# [EXERCISE REQUIREMENTS]
Take every line from the listing below that contains "скорости".

── DATA LISTING

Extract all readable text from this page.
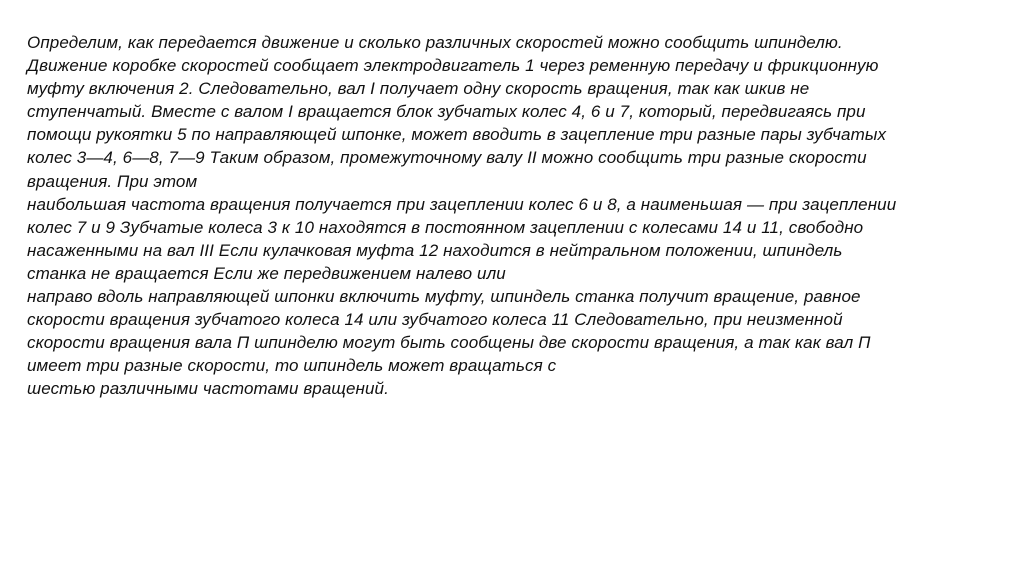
Определим, как передается движение и сколько различных скоростей можно сообщить шпинделю.
Движение коробке скоростей сообщает электродвигатель 1 через ременную передачу и фрикционную
муфту включения 2. Следовательно, вал I получает одну скорость вращения, так как шкив не
ступенчатый. Вместе с валом I вращается блок зубчатых колес 4, 6 и 7, который, передвигаясь при
помощи рукоятки 5 по направляющей шпонке, может вводить в зацепление три разные пары зубчатых
колес 3—4, 6—8, 7—9 Таким образом, промежуточному валу II можно сообщить три разные скорости
вращения. При этом
наибольшая частота вращения получается при зацеплении колес 6 и 8, а наименьшая — при зацеплении
колес 7 и 9 Зубчатые колеса 3 к 10 находятся в постоянном зацеплении с колесами 14 и 11, свободно
насаженными на вал III Если кулачковая муфта 12 находится в нейтральном положении, шпиндель
станка не вращается Если же передвижением налево или
направо вдоль направляющей шпонки включить муфту, шпиндель станка получит вращение, равное
скорости вращения зубчатого колеса 14 или зубчатого колеса 11 Следовательно, при неизменной
скорости вращения вала П шпинделю могут быть сообщены две скорости вращения, а так как вал П
имеет три разные скорости, то шпиндель может вращаться с
шестью различными частотами вращений.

────

# [WRITTEN REPLY]
колес 3—4, 6—8, 7—9 Таким образом, промежуточному валу II можно сообщить три разные скорости
скорости вращения зубчатого колеса 14 или зубчатого колеса 11 Следовательно, при неизменной
скорости вращения вала П шпинделю могут быть сообщены две скорости вращения, а так как вал П
имеет три разные скорости, то шпиндель может вращаться с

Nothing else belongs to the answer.